Written instruction: Reproduce every record below exactly as written, leaving out any pictures.

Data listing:
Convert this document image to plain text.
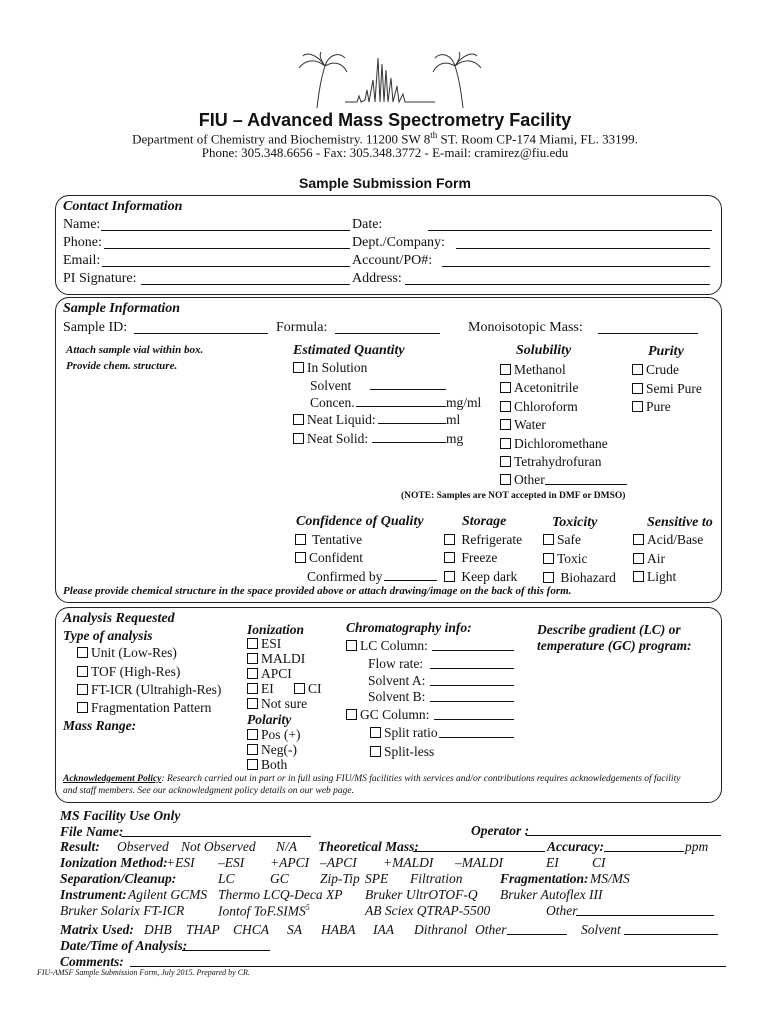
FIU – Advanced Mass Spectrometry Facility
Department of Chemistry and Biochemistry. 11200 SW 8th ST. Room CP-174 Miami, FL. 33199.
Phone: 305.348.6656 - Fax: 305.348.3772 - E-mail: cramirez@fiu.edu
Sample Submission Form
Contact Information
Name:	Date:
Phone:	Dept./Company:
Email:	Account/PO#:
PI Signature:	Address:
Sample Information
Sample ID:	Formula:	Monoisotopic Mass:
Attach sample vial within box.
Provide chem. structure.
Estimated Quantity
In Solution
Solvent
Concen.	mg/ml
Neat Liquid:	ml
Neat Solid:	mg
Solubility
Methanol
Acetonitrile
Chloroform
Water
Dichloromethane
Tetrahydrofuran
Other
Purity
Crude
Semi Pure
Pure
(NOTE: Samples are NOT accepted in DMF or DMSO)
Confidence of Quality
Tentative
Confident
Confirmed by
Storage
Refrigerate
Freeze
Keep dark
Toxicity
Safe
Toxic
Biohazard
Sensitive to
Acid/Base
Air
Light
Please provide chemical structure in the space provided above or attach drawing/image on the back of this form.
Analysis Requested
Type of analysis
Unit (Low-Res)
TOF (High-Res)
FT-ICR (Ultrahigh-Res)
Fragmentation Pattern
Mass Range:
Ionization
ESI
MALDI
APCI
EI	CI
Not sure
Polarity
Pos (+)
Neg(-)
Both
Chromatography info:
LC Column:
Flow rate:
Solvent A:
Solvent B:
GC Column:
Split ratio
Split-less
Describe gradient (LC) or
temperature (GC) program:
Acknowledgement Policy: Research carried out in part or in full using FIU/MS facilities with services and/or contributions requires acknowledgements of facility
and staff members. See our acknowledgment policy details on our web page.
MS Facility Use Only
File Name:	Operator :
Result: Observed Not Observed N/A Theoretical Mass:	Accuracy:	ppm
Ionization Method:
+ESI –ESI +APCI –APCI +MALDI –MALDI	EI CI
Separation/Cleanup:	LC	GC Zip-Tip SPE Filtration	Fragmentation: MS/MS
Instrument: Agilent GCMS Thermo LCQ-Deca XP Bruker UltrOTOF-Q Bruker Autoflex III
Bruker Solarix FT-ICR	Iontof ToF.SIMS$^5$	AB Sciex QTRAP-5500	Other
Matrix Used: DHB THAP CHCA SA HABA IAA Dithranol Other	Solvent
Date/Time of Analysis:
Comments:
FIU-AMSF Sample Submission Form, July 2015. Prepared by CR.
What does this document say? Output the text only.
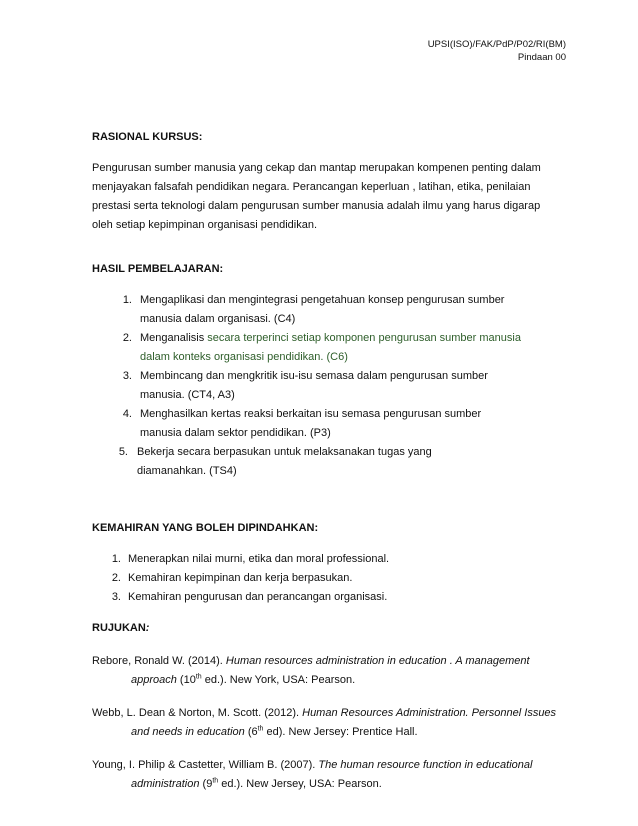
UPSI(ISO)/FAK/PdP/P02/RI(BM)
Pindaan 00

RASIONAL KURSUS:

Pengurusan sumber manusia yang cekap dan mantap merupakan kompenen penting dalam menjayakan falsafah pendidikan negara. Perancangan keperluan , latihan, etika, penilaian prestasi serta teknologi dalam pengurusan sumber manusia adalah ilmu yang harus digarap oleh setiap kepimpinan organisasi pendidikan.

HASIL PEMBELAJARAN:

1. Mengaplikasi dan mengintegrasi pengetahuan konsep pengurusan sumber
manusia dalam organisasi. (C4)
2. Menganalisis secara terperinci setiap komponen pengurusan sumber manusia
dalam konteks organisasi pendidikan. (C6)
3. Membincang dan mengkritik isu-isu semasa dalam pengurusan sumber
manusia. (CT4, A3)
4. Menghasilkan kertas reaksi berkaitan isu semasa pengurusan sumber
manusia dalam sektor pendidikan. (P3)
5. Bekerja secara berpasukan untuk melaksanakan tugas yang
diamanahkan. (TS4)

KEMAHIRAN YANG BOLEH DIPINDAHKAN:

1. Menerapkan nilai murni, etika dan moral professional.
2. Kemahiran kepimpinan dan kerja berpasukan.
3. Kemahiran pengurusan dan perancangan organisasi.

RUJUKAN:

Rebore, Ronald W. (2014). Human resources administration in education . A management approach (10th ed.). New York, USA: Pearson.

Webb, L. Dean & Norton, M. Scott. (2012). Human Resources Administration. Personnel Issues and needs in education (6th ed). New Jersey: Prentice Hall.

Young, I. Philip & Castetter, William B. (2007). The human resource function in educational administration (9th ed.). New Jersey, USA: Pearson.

The response:
Convert this document image to plain text.
FIU – Advanced Mass Spectrometry Facility
Department of Chemistry and Biochemistry. 11200 SW 8th ST. Room CP-174 Miami, FL. 33199.
Phone: 305.348.6656 - Fax: 305.348.3772 - E-mail: cramirez@fiu.edu
Sample Submission Form
Contact Information
Name:	Date:
Phone:	Dept./Company:
Email:	Account/PO#:
PI Signature:	Address:
Sample Information
Sample ID:	Formula:	Monoisotopic Mass:
Attach sample vial within box.
Provide chem. structure.
Estimated Quantity
In Solution
Solvent
Concen.	mg/ml
Neat Liquid:	ml
Neat Solid:	mg
Solubility
Methanol
Acetonitrile
Chloroform
Water
Dichloromethane
Tetrahydrofuran
Other
Purity
Crude
Semi Pure
Pure
(NOTE: Samples are NOT accepted in DMF or DMSO)
Confidence of Quality
Tentative
Confident
Confirmed by
Storage
Refrigerate
Freeze
Keep dark
Toxicity
Safe
Toxic
Biohazard
Sensitive to
Acid/Base
Air
Light
Please provide chemical structure in the space provided above or attach drawing/image on the back of this form.
Analysis Requested
Type of analysis
Unit (Low-Res)
TOF (High-Res)
FT-ICR (Ultrahigh-Res)
Fragmentation Pattern
Mass Range:
Ionization
ESI
MALDI
APCI
EI	CI
Not sure
Polarity
Pos (+)
Neg(-)
Both
Chromatography info:
LC Column:
Flow rate:
Solvent A:
Solvent B:
GC Column:
Split ratio
Split-less
Describe gradient (LC) or
temperature (GC) program:
Acknowledgement Policy: Research carried out in part or in full using FIU/MS facilities with services and/or contributions requires acknowledgements of facility
and staff members. See our acknowledgment policy details on our web page.
MS Facility Use Only
File Name:	Operator :
Result: Observed Not Observed N/A Theoretical Mass:	Accuracy:	ppm
Ionization Method:
+ESI –ESI +APCI –APCI +MALDI –MALDI	EI CI
Separation/Cleanup:	LC	GC Zip-Tip SPE Filtration	Fragmentation: MS/MS
Instrument: Agilent GCMS Thermo LCQ-Deca XP Bruker UltrOTOF-Q Bruker Autoflex III
Bruker Solarix FT-ICR	Iontof ToF.SIMS$^5$	AB Sciex QTRAP-5500	Other
Matrix Used: DHB THAP CHCA SA HABA IAA Dithranol Other	Solvent
Date/Time of Analysis:
Comments:
FIU-AMSF Sample Submission Form, July 2015. Prepared by CR.
What does this document say? Output the text only.
UPSI(ISO)/FAK/PdP/P02/RI(BM)
Pindaan 00

RASIONAL KURSUS:

Pengurusan sumber manusia yang cekap dan mantap merupakan kompenen penting dalam menjayakan falsafah pendidikan negara. Perancangan keperluan , latihan, etika, penilaian prestasi serta teknologi dalam pengurusan sumber manusia adalah ilmu yang harus digarap oleh setiap kepimpinan organisasi pendidikan.

HASIL PEMBELAJARAN:

1. Mengaplikasi dan mengintegrasi pengetahuan konsep pengurusan sumber
manusia dalam organisasi. (C4)
2. Menganalisis secara terperinci setiap komponen pengurusan sumber manusia
dalam konteks organisasi pendidikan. (C6)
3. Membincang dan mengkritik isu-isu semasa dalam pengurusan sumber
manusia. (CT4, A3)
4. Menghasilkan kertas reaksi berkaitan isu semasa pengurusan sumber
manusia dalam sektor pendidikan. (P3)
5. Bekerja secara berpasukan untuk melaksanakan tugas yang
diamanahkan. (TS4)

KEMAHIRAN YANG BOLEH DIPINDAHKAN:

1. Menerapkan nilai murni, etika dan moral professional.
2. Kemahiran kepimpinan dan kerja berpasukan.
3. Kemahiran pengurusan dan perancangan organisasi.

RUJUKAN:

Rebore, Ronald W. (2014). Human resources administration in education . A management approach (10th ed.). New York, USA: Pearson.

Webb, L. Dean & Norton, M. Scott. (2012). Human Resources Administration. Personnel Issues and needs in education (6th ed). New Jersey: Prentice Hall.

Young, I. Philip & Castetter, William B. (2007). The human resource function in educational administration (9th ed.). New Jersey, USA: Pearson.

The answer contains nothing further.